Records for the task:
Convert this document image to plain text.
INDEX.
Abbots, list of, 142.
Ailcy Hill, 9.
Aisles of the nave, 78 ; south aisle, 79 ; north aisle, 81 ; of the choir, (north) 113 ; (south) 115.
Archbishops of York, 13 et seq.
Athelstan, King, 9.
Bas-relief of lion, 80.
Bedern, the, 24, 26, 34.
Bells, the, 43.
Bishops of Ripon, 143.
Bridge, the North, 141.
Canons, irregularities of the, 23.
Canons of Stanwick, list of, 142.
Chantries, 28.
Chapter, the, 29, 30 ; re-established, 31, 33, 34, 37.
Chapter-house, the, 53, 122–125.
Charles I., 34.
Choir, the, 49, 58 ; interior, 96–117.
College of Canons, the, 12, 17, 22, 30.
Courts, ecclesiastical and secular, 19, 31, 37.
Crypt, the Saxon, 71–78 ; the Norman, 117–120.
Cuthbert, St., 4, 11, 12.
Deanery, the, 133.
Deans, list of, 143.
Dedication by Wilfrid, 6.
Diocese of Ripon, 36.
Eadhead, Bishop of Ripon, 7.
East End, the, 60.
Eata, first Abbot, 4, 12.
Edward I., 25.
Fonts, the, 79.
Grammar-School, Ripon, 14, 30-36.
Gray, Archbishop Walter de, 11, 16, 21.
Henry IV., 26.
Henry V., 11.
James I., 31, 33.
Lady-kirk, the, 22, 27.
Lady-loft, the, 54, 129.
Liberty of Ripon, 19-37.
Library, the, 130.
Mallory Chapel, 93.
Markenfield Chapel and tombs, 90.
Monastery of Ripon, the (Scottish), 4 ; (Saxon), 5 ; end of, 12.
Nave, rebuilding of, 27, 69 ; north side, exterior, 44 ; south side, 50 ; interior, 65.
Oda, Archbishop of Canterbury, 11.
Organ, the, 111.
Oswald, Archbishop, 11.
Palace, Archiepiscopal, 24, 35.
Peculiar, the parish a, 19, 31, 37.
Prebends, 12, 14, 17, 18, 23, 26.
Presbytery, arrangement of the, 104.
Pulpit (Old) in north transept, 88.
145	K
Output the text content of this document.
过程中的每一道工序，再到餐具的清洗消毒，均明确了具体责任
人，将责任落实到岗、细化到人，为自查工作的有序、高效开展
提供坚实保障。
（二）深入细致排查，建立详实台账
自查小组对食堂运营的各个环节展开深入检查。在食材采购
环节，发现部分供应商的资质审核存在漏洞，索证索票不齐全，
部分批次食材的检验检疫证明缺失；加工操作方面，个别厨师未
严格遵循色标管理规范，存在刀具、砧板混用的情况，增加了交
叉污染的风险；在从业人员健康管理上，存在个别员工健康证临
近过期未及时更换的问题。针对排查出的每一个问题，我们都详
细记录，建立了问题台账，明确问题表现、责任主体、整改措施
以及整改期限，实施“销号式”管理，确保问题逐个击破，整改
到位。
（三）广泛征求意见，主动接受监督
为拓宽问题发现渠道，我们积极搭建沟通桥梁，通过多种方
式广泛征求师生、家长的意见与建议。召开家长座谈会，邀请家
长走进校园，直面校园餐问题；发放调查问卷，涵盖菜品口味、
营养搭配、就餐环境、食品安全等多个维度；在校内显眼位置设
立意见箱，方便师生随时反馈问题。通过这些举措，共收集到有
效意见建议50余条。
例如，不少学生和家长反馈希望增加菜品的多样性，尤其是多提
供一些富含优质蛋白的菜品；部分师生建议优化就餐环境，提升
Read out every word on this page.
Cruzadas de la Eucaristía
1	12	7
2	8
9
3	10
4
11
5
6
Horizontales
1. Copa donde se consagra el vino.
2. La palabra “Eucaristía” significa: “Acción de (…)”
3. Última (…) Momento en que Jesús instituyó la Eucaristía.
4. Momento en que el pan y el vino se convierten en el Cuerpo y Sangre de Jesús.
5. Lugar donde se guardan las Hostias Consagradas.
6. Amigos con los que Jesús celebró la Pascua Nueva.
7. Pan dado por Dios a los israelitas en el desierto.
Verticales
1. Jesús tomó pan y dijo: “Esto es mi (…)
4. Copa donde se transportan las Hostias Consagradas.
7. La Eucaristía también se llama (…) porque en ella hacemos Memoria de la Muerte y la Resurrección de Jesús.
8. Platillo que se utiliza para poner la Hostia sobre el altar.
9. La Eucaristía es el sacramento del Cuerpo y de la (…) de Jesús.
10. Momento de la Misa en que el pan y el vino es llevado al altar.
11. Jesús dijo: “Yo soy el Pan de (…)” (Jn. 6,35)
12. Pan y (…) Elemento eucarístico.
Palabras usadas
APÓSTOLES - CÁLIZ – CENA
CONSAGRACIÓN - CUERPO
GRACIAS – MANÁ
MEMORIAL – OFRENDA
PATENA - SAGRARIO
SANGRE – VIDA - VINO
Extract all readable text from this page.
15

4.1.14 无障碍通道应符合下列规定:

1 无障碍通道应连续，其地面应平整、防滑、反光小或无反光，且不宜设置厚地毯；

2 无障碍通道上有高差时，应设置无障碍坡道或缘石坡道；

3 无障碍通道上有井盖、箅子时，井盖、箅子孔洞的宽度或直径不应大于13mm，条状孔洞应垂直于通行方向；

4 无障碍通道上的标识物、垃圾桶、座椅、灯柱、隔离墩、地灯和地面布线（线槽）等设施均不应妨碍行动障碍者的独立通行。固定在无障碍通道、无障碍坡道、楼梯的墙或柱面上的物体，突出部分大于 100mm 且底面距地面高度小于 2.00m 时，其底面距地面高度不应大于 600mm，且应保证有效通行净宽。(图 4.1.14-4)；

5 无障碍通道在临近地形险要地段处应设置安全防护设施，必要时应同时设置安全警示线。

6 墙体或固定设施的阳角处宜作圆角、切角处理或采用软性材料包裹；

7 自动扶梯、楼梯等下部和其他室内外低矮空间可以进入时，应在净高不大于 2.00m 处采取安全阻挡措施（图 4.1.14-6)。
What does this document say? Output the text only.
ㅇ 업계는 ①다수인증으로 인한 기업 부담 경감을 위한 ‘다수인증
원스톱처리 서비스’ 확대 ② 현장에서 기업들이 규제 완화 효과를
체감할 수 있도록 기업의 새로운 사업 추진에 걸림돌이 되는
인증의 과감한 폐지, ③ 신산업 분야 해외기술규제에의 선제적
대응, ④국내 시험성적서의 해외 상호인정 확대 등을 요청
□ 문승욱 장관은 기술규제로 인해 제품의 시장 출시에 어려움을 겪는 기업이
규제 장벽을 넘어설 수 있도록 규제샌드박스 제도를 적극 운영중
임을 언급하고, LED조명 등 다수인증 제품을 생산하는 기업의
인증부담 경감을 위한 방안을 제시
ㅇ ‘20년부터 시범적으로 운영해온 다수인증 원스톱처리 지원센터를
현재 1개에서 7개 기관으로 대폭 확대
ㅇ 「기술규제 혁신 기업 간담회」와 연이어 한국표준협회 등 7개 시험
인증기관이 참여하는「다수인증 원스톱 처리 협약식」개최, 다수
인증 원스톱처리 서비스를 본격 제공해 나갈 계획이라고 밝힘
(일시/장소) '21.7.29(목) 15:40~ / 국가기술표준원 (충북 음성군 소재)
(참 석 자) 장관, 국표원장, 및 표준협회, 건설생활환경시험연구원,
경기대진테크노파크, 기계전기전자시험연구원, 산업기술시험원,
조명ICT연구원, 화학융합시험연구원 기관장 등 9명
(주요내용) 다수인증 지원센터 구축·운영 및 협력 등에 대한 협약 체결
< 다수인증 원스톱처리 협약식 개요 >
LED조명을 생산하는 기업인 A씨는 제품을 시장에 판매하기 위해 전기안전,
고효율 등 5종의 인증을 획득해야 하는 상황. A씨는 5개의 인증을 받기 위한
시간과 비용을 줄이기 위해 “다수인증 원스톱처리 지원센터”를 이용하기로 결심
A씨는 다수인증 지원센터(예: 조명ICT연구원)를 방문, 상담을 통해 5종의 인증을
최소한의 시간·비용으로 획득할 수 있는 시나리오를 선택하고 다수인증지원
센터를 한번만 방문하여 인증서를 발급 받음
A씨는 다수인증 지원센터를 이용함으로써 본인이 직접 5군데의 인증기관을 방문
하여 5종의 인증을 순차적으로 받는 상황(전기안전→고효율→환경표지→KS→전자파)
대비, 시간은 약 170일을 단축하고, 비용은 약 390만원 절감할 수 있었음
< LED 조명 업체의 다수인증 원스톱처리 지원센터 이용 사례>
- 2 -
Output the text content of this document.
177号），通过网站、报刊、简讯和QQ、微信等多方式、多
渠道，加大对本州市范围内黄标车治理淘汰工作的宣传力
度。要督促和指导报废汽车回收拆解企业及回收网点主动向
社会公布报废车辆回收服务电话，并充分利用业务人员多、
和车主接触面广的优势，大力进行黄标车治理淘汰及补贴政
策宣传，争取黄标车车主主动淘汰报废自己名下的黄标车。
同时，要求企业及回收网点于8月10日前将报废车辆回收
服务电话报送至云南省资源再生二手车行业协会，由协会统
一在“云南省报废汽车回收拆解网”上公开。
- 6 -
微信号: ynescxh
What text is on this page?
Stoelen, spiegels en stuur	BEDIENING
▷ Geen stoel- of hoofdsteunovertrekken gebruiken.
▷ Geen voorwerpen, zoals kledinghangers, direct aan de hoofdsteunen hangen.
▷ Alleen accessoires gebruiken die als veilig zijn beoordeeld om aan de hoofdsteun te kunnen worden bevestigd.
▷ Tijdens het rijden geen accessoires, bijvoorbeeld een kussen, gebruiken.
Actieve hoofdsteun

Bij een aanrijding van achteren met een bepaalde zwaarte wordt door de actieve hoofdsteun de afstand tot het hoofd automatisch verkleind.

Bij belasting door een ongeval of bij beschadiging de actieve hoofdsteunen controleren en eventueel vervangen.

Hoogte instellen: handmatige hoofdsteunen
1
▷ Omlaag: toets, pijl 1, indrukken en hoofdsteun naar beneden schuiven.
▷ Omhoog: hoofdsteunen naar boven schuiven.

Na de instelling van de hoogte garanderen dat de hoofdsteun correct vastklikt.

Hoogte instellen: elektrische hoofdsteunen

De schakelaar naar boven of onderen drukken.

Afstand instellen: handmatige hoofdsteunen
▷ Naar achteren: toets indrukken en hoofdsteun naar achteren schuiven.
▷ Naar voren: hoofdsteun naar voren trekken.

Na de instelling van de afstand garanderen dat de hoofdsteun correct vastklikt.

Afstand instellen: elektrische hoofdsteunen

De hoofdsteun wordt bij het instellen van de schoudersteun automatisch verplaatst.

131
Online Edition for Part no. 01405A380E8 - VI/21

Required task:
Answer with one number: how many lines in the listing hold "Canons".

Answer for the task:
3